WORK TO BE COMPLETED: Go through the entries below and write each one out exactly.

SUPPLIED MATERIAL:
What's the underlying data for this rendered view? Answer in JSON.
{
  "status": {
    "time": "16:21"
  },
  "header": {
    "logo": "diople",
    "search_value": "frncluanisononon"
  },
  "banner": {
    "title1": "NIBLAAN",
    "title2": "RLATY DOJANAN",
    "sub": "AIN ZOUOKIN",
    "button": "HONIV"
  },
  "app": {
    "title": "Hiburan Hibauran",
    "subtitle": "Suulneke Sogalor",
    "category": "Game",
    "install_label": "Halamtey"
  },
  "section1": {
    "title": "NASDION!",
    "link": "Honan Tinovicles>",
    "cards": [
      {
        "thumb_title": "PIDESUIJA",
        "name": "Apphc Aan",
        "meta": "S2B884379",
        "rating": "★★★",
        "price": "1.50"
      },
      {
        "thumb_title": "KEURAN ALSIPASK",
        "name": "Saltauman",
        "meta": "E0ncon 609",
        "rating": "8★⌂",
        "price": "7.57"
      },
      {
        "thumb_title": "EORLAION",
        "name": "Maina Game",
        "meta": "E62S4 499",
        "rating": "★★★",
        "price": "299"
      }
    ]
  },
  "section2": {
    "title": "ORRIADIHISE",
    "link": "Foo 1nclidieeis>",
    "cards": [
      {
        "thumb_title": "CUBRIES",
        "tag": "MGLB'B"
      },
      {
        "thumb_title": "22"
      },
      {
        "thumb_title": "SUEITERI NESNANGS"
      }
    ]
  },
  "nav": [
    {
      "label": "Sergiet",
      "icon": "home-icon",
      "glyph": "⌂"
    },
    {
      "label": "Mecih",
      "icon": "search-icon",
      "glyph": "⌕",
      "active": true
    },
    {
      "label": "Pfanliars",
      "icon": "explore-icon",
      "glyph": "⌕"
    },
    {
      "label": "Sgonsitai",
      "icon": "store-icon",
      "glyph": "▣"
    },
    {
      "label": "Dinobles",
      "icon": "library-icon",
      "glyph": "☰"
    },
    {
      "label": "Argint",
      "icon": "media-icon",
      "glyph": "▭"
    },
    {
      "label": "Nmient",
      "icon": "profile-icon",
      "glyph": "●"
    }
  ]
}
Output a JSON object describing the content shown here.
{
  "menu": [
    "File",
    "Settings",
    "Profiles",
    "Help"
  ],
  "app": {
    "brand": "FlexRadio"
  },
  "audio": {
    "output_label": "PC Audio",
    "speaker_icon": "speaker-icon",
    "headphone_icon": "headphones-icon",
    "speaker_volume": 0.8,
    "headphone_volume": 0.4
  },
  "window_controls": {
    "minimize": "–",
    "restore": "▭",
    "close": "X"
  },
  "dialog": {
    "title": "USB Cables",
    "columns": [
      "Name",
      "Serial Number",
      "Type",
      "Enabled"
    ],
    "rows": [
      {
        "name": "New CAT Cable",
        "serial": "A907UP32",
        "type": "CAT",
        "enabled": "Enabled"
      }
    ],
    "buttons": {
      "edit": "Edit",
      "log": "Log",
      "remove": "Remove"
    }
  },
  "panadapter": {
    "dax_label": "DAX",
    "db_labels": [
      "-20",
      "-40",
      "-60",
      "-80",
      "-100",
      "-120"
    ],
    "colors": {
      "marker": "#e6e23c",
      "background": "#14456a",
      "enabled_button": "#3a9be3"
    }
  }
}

SOLUTION TO THE EXERCISE:
What's the underlying data for this rendered view? Answer in JSON.
{
  "status": {
    "time": "16:21"
  },
  "header": {
    "logo": "diople",
    "search_value": "frncluanisononon"
  },
  "banner": {
    "title1": "NIBLAAN",
    "title2": "RLATY DOJANAN",
    "sub": "AIN ZOUOKIN",
    "button": "HONIV"
  },
  "app": {
    "title": "Hiburan Hibauran",
    "subtitle": "Suulneke Sogalor",
    "category": "Game",
    "install_label": "Halamtey"
  },
  "section1": {
    "title": "NASDION!",
    "link": "Honan Tinovicles>",
    "cards": [
      {
        "thumb_title": "PIDESUIJA",
        "name": "Apphc Aan",
        "meta": "S2B884379",
        "rating": "★★★",
        "price": "1.50"
      },
      {
        "thumb_title": "KEURAN ALSIPASK",
        "name": "Saltauman",
        "meta": "E0ncon 609",
        "rating": "8★⌂",
        "price": "7.57"
      },
      {
        "thumb_title": "EORLAION",
        "name": "Maina Game",
        "meta": "E62S4 499",
        "rating": "★★★",
        "price": "299"
      }
    ]
  },
  "section2": {
    "title": "ORRIADIHISE",
    "link": "Foo 1nclidieeis>",
    "cards": [
      {
        "thumb_title": "CUBRIES",
        "tag": "MGLB'B"
      },
      {
        "thumb_title": "22"
      },
      {
        "thumb_title": "SUEITERI NESNANGS"
      }
    ]
  },
  "nav": [
    {
      "label": "Sergiet",
      "icon": "home-icon",
      "glyph": "⌂"
    },
    {
      "label": "Mecih",
      "icon": "search-icon",
      "glyph": "⌕",
      "active": true
    },
    {
      "label": "Pfanliars",
      "icon": "explore-icon",
      "glyph": "⌕"
    },
    {
      "label": "Sgonsitai",
      "icon": "store-icon",
      "glyph": "▣"
    },
    {
      "label": "Dinobles",
      "icon": "library-icon",
      "glyph": "☰"
    },
    {
      "label": "Argint",
      "icon": "media-icon",
      "glyph": "▭"
    },
    {
      "label": "Nmient",
      "icon": "profile-icon",
      "glyph": "●"
    }
  ]
}
Output a JSON object describing the content shown here.
{
  "menu": [
    "File",
    "Settings",
    "Profiles",
    "Help"
  ],
  "app": {
    "brand": "FlexRadio"
  },
  "audio": {
    "output_label": "PC Audio",
    "speaker_icon": "speaker-icon",
    "headphone_icon": "headphones-icon",
    "speaker_volume": 0.8,
    "headphone_volume": 0.4
  },
  "window_controls": {
    "minimize": "–",
    "restore": "▭",
    "close": "X"
  },
  "dialog": {
    "title": "USB Cables",
    "columns": [
      "Name",
      "Serial Number",
      "Type",
      "Enabled"
    ],
    "rows": [
      {
        "name": "New CAT Cable",
        "serial": "A907UP32",
        "type": "CAT",
        "enabled": "Enabled"
      }
    ],
    "buttons": {
      "edit": "Edit",
      "log": "Log",
      "remove": "Remove"
    }
  },
  "panadapter": {
    "dax_label": "DAX",
    "db_labels": [
      "-20",
      "-40",
      "-60",
      "-80",
      "-100",
      "-120"
    ],
    "colors": {
      "marker": "#e6e23c",
      "background": "#14456a",
      "enabled_button": "#3a9be3"
    }
  }
}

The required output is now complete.